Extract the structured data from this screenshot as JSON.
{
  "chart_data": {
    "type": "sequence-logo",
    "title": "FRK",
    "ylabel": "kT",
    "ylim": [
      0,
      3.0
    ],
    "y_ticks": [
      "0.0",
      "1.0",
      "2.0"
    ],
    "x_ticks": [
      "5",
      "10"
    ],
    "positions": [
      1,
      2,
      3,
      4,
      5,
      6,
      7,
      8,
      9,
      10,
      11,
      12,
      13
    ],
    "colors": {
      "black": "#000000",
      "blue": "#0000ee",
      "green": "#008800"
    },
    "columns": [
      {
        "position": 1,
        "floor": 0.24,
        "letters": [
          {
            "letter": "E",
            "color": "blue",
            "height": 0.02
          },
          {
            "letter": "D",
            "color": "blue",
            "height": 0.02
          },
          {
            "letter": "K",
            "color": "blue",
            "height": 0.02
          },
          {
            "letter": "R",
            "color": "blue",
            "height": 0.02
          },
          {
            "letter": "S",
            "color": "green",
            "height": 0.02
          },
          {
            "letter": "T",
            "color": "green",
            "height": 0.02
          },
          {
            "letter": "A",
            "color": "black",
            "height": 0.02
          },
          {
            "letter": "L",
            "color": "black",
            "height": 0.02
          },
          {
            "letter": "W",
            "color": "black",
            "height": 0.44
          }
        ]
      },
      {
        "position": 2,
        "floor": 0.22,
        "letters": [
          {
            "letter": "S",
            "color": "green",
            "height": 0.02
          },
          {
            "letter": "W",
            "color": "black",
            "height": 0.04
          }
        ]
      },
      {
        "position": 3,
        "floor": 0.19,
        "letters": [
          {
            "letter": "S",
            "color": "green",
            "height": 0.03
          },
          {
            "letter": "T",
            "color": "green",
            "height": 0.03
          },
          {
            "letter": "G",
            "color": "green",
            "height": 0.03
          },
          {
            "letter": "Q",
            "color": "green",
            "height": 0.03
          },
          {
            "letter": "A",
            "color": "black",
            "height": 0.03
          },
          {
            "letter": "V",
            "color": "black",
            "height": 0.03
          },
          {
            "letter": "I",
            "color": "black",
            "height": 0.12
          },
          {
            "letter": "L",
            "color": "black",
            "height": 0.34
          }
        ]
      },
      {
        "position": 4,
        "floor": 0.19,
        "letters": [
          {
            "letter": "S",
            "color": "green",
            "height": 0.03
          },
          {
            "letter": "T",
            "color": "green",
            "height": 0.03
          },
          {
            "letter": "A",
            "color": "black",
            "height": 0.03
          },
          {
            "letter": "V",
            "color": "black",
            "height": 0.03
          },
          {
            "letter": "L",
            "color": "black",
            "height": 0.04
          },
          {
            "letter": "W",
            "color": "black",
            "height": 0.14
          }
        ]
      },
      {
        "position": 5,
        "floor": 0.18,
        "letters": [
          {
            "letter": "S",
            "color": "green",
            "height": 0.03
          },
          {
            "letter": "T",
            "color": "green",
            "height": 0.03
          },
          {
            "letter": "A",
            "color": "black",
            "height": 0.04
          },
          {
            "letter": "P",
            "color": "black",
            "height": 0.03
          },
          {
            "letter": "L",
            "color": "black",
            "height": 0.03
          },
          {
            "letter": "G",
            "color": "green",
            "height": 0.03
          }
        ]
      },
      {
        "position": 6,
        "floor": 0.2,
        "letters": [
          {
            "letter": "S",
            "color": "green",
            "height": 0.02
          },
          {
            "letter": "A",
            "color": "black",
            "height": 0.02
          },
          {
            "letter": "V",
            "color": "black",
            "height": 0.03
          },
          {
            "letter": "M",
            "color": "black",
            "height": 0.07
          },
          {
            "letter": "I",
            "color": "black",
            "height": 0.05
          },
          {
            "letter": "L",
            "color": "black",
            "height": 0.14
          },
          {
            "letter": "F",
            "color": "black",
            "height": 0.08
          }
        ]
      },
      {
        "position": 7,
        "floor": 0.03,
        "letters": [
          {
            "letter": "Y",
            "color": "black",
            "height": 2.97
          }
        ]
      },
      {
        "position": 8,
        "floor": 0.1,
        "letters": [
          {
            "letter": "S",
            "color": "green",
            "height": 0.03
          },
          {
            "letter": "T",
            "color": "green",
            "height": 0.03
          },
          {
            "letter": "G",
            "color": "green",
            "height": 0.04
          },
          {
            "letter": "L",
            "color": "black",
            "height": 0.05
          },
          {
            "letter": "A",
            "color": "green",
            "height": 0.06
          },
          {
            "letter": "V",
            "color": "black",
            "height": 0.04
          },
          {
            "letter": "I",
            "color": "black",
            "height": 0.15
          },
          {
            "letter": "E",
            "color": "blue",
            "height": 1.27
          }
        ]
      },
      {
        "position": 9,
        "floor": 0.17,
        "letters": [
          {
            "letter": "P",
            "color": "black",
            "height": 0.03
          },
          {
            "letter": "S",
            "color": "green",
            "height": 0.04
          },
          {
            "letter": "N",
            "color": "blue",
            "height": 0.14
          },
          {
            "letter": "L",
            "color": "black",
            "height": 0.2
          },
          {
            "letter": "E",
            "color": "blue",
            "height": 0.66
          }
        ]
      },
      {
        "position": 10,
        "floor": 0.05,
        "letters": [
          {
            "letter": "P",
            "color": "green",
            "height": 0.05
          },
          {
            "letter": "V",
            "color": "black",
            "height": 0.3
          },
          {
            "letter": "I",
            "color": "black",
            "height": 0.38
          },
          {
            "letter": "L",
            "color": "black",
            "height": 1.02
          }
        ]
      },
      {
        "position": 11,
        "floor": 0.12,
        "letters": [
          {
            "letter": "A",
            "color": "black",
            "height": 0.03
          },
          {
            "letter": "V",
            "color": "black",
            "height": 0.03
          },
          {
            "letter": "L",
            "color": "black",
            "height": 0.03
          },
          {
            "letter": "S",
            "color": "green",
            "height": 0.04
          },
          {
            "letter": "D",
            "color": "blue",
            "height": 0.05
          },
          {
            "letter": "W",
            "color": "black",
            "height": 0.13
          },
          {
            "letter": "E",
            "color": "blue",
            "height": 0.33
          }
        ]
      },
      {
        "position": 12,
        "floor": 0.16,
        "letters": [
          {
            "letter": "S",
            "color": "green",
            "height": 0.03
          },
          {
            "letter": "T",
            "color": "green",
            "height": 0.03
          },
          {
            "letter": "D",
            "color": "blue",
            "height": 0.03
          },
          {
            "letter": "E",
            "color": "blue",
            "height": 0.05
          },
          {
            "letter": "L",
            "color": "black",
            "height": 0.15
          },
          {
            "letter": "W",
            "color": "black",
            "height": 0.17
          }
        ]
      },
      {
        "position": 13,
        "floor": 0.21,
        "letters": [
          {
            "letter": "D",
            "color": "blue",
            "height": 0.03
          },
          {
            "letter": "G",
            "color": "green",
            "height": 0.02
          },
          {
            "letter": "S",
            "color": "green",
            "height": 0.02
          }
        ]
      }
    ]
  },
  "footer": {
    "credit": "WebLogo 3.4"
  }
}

━━━

* WHAT TO DO *
Your task is to retype all the records above with nothing left out.

* WRITTEN SOLUTION *
Extract the structured data from this screenshot as JSON.
{
  "chart_data": {
    "type": "sequence-logo",
    "title": "FRK",
    "ylabel": "kT",
    "ylim": [
      0,
      3.0
    ],
    "y_ticks": [
      "0.0",
      "1.0",
      "2.0"
    ],
    "x_ticks": [
      "5",
      "10"
    ],
    "positions": [
      1,
      2,
      3,
      4,
      5,
      6,
      7,
      8,
      9,
      10,
      11,
      12,
      13
    ],
    "colors": {
      "black": "#000000",
      "blue": "#0000ee",
      "green": "#008800"
    },
    "columns": [
      {
        "position": 1,
        "floor": 0.24,
        "letters": [
          {
            "letter": "E",
            "color": "blue",
            "height": 0.02
          },
          {
            "letter": "D",
            "color": "blue",
            "height": 0.02
          },
          {
            "letter": "K",
            "color": "blue",
            "height": 0.02
          },
          {
            "letter": "R",
            "color": "blue",
            "height": 0.02
          },
          {
            "letter": "S",
            "color": "green",
            "height": 0.02
          },
          {
            "letter": "T",
            "color": "green",
            "height": 0.02
          },
          {
            "letter": "A",
            "color": "black",
            "height": 0.02
          },
          {
            "letter": "L",
            "color": "black",
            "height": 0.02
          },
          {
            "letter": "W",
            "color": "black",
            "height": 0.44
          }
        ]
      },
      {
        "position": 2,
        "floor": 0.22,
        "letters": [
          {
            "letter": "S",
            "color": "green",
            "height": 0.02
          },
          {
            "letter": "W",
            "color": "black",
            "height": 0.04
          }
        ]
      },
      {
        "position": 3,
        "floor": 0.19,
        "letters": [
          {
            "letter": "S",
            "color": "green",
            "height": 0.03
          },
          {
            "letter": "T",
            "color": "green",
            "height": 0.03
          },
          {
            "letter": "G",
            "color": "green",
            "height": 0.03
          },
          {
            "letter": "Q",
            "color": "green",
            "height": 0.03
          },
          {
            "letter": "A",
            "color": "black",
            "height": 0.03
          },
          {
            "letter": "V",
            "color": "black",
            "height": 0.03
          },
          {
            "letter": "I",
            "color": "black",
            "height": 0.12
          },
          {
            "letter": "L",
            "color": "black",
            "height": 0.34
          }
        ]
      },
      {
        "position": 4,
        "floor": 0.19,
        "letters": [
          {
            "letter": "S",
            "color": "green",
            "height": 0.03
          },
          {
            "letter": "T",
            "color": "green",
            "height": 0.03
          },
          {
            "letter": "A",
            "color": "black",
            "height": 0.03
          },
          {
            "letter": "V",
            "color": "black",
            "height": 0.03
          },
          {
            "letter": "L",
            "color": "black",
            "height": 0.04
          },
          {
            "letter": "W",
            "color": "black",
            "height": 0.14
          }
        ]
      },
      {
        "position": 5,
        "floor": 0.18,
        "letters": [
          {
            "letter": "S",
            "color": "green",
            "height": 0.03
          },
          {
            "letter": "T",
            "color": "green",
            "height": 0.03
          },
          {
            "letter": "A",
            "color": "black",
            "height": 0.04
          },
          {
            "letter": "P",
            "color": "black",
            "height": 0.03
          },
          {
            "letter": "L",
            "color": "black",
            "height": 0.03
          },
          {
            "letter": "G",
            "color": "green",
            "height": 0.03
          }
        ]
      },
      {
        "position": 6,
        "floor": 0.2,
        "letters": [
          {
            "letter": "S",
            "color": "green",
            "height": 0.02
          },
          {
            "letter": "A",
            "color": "black",
            "height": 0.02
          },
          {
            "letter": "V",
            "color": "black",
            "height": 0.03
          },
          {
            "letter": "M",
            "color": "black",
            "height": 0.07
          },
          {
            "letter": "I",
            "color": "black",
            "height": 0.05
          },
          {
            "letter": "L",
            "color": "black",
            "height": 0.14
          },
          {
            "letter": "F",
            "color": "black",
            "height": 0.08
          }
        ]
      },
      {
        "position": 7,
        "floor": 0.03,
        "letters": [
          {
            "letter": "Y",
            "color": "black",
            "height": 2.97
          }
        ]
      },
      {
        "position": 8,
        "floor": 0.1,
        "letters": [
          {
            "letter": "S",
            "color": "green",
            "height": 0.03
          },
          {
            "letter": "T",
            "color": "green",
            "height": 0.03
          },
          {
            "letter": "G",
            "color": "green",
            "height": 0.04
          },
          {
            "letter": "L",
            "color": "black",
            "height": 0.05
          },
          {
            "letter": "A",
            "color": "green",
            "height": 0.06
          },
          {
            "letter": "V",
            "color": "black",
            "height": 0.04
          },
          {
            "letter": "I",
            "color": "black",
            "height": 0.15
          },
          {
            "letter": "E",
            "color": "blue",
            "height": 1.27
          }
        ]
      },
      {
        "position": 9,
        "floor": 0.17,
        "letters": [
          {
            "letter": "P",
            "color": "black",
            "height": 0.03
          },
          {
            "letter": "S",
            "color": "green",
            "height": 0.04
          },
          {
            "letter": "N",
            "color": "blue",
            "height": 0.14
          },
          {
            "letter": "L",
            "color": "black",
            "height": 0.2
          },
          {
            "letter": "E",
            "color": "blue",
            "height": 0.66
          }
        ]
      },
      {
        "position": 10,
        "floor": 0.05,
        "letters": [
          {
            "letter": "P",
            "color": "green",
            "height": 0.05
          },
          {
            "letter": "V",
            "color": "black",
            "height": 0.3
          },
          {
            "letter": "I",
            "color": "black",
            "height": 0.38
          },
          {
            "letter": "L",
            "color": "black",
            "height": 1.02
          }
        ]
      },
      {
        "position": 11,
        "floor": 0.12,
        "letters": [
          {
            "letter": "A",
            "color": "black",
            "height": 0.03
          },
          {
            "letter": "V",
            "color": "black",
            "height": 0.03
          },
          {
            "letter": "L",
            "color": "black",
            "height": 0.03
          },
          {
            "letter": "S",
            "color": "green",
            "height": 0.04
          },
          {
            "letter": "D",
            "color": "blue",
            "height": 0.05
          },
          {
            "letter": "W",
            "color": "black",
            "height": 0.13
          },
          {
            "letter": "E",
            "color": "blue",
            "height": 0.33
          }
        ]
      },
      {
        "position": 12,
        "floor": 0.16,
        "letters": [
          {
            "letter": "S",
            "color": "green",
            "height": 0.03
          },
          {
            "letter": "T",
            "color": "green",
            "height": 0.03
          },
          {
            "letter": "D",
            "color": "blue",
            "height": 0.03
          },
          {
            "letter": "E",
            "color": "blue",
            "height": 0.05
          },
          {
            "letter": "L",
            "color": "black",
            "height": 0.15
          },
          {
            "letter": "W",
            "color": "black",
            "height": 0.17
          }
        ]
      },
      {
        "position": 13,
        "floor": 0.21,
        "letters": [
          {
            "letter": "D",
            "color": "blue",
            "height": 0.03
          },
          {
            "letter": "G",
            "color": "green",
            "height": 0.02
          },
          {
            "letter": "S",
            "color": "green",
            "height": 0.02
          }
        ]
      }
    ]
  },
  "footer": {
    "credit": "WebLogo 3.4"
  }
}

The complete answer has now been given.